### 課題の詳細
記録の先頭の行から「flame-frame[interactable]: Shop…Token xyxy=(18,286,79,298)」を含む行までを、両端の行も含めて一字一句違えずに書き写してください。
=== データ一覧 ===
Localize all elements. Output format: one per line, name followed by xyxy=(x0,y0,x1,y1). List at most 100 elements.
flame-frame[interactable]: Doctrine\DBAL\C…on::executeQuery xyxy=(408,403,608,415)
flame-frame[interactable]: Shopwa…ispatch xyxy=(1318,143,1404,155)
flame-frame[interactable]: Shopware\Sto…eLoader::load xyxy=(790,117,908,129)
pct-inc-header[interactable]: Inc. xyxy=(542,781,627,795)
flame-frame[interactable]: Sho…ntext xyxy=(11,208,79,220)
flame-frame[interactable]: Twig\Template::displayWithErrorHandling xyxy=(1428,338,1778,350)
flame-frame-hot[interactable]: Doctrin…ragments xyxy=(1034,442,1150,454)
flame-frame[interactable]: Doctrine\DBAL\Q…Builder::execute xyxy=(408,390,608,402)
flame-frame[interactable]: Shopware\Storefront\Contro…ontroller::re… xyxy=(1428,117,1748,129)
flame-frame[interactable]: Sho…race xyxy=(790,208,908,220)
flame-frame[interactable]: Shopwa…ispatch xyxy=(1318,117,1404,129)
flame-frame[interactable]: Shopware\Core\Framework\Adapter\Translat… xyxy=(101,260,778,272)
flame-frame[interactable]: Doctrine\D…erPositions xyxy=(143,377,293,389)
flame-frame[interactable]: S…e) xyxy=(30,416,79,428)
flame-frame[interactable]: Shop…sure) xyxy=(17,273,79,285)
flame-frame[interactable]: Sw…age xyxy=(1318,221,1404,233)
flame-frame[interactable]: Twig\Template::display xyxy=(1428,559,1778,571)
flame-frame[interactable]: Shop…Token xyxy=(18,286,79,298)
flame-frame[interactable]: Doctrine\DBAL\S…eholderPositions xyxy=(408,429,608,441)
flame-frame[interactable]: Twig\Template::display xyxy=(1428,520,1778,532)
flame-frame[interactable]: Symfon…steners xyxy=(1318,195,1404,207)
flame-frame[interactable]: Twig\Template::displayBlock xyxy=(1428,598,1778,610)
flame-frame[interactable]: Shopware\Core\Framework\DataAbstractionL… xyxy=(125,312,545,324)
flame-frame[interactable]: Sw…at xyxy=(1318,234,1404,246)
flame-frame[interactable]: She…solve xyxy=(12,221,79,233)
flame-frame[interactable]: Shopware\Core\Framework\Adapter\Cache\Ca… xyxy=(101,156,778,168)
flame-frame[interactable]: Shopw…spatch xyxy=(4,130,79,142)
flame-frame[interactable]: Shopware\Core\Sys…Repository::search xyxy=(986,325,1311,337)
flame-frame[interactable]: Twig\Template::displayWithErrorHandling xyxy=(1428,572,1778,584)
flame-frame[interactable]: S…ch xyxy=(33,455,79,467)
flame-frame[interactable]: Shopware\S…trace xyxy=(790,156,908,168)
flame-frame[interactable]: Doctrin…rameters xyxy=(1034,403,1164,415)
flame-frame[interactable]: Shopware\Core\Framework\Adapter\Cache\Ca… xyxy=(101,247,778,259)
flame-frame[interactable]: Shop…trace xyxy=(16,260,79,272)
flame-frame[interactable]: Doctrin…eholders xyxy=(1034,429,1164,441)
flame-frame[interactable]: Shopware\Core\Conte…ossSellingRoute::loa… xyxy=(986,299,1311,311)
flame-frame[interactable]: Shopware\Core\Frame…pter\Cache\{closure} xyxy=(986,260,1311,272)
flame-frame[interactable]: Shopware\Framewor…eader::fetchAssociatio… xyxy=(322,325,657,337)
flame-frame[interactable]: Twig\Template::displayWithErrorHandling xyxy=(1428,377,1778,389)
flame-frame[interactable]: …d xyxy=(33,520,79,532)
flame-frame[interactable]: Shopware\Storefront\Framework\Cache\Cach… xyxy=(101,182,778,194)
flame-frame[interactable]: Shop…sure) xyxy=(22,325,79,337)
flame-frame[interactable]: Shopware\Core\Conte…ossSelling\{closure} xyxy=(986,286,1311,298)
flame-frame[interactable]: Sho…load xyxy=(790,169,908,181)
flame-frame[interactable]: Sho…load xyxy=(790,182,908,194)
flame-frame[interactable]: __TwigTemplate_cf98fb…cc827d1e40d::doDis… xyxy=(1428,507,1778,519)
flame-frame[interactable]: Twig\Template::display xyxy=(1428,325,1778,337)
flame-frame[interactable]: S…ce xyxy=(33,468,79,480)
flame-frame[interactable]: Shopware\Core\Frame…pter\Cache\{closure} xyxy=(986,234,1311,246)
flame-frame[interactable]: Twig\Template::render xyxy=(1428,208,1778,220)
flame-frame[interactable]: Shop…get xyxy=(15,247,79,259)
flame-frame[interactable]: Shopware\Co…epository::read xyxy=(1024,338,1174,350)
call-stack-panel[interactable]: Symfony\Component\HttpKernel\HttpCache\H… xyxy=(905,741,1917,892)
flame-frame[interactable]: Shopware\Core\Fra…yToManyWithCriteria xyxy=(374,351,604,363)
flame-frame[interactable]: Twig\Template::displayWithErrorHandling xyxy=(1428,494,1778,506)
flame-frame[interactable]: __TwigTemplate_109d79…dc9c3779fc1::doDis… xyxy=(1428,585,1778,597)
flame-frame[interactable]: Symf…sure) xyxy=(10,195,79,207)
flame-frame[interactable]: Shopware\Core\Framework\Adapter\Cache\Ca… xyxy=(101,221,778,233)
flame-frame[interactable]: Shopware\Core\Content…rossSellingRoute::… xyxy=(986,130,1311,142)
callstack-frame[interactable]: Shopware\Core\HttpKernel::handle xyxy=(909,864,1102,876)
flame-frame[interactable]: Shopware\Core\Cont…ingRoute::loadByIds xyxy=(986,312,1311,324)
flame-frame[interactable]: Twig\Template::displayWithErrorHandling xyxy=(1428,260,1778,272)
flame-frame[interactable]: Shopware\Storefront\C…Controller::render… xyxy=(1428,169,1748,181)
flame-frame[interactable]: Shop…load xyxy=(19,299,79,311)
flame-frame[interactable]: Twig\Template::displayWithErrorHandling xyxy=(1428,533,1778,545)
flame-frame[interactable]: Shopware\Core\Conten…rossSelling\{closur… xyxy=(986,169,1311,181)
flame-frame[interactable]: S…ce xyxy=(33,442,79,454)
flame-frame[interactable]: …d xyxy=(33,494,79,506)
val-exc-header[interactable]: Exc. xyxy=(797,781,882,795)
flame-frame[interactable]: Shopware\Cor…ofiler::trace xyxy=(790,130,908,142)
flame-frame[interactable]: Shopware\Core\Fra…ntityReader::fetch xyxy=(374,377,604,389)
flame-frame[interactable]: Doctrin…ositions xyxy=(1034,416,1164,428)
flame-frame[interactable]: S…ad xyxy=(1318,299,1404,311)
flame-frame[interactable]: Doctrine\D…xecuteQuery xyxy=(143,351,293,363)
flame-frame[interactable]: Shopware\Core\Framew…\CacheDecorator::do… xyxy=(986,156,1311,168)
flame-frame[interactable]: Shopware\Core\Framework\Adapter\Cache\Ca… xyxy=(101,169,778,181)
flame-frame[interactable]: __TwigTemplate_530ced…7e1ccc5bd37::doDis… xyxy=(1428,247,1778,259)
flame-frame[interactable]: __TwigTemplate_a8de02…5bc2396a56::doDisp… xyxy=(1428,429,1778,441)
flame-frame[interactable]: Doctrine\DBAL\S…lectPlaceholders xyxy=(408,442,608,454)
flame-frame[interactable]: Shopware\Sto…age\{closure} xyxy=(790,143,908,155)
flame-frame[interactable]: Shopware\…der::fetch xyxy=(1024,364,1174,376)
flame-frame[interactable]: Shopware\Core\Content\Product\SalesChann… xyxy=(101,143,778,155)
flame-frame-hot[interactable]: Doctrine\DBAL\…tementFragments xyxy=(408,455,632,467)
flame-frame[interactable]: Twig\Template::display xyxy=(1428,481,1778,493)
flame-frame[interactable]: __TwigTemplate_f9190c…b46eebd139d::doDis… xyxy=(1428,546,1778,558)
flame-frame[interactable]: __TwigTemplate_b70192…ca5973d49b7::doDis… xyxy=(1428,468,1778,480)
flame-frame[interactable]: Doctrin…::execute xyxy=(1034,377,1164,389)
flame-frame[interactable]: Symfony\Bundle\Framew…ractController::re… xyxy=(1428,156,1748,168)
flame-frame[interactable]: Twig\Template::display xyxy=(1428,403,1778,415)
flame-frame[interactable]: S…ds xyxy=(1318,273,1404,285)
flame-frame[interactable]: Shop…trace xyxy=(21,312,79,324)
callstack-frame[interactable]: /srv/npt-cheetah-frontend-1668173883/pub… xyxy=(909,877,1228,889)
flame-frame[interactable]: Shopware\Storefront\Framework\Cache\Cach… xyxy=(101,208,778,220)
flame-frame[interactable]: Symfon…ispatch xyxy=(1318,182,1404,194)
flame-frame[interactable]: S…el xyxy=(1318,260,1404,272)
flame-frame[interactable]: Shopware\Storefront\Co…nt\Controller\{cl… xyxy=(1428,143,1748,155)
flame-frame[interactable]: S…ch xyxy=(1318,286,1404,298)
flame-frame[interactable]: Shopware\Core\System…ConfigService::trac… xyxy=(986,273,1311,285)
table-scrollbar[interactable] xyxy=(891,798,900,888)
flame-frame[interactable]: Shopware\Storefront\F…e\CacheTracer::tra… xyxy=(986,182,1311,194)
===
### 解答
Localize all elements. Output format: one per line, name followed by xyxy=(x0,y0,x1,y1). List at most 100 elements.
flame-frame[interactable]: Doctrine\DBAL\C…on::executeQuery xyxy=(408,403,608,415)
flame-frame[interactable]: Shopwa…ispatch xyxy=(1318,143,1404,155)
flame-frame[interactable]: Shopware\Sto…eLoader::load xyxy=(790,117,908,129)
pct-inc-header[interactable]: Inc. xyxy=(542,781,627,795)
flame-frame[interactable]: Sho…ntext xyxy=(11,208,79,220)
flame-frame[interactable]: Twig\Template::displayWithErrorHandling xyxy=(1428,338,1778,350)
flame-frame-hot[interactable]: Doctrin…ragments xyxy=(1034,442,1150,454)
flame-frame[interactable]: Doctrine\DBAL\Q…Builder::execute xyxy=(408,390,608,402)
flame-frame[interactable]: Shopware\Storefront\Contro…ontroller::re… xyxy=(1428,117,1748,129)
flame-frame[interactable]: Sho…race xyxy=(790,208,908,220)
flame-frame[interactable]: Shopwa…ispatch xyxy=(1318,117,1404,129)
flame-frame[interactable]: Shopware\Core\Framework\Adapter\Translat… xyxy=(101,260,778,272)
flame-frame[interactable]: Doctrine\D…erPositions xyxy=(143,377,293,389)
flame-frame[interactable]: S…e) xyxy=(30,416,79,428)
flame-frame[interactable]: Shop…sure) xyxy=(17,273,79,285)
flame-frame[interactable]: Sw…age xyxy=(1318,221,1404,233)
flame-frame[interactable]: Twig\Template::display xyxy=(1428,559,1778,571)
flame-frame[interactable]: Shop…Token xyxy=(18,286,79,298)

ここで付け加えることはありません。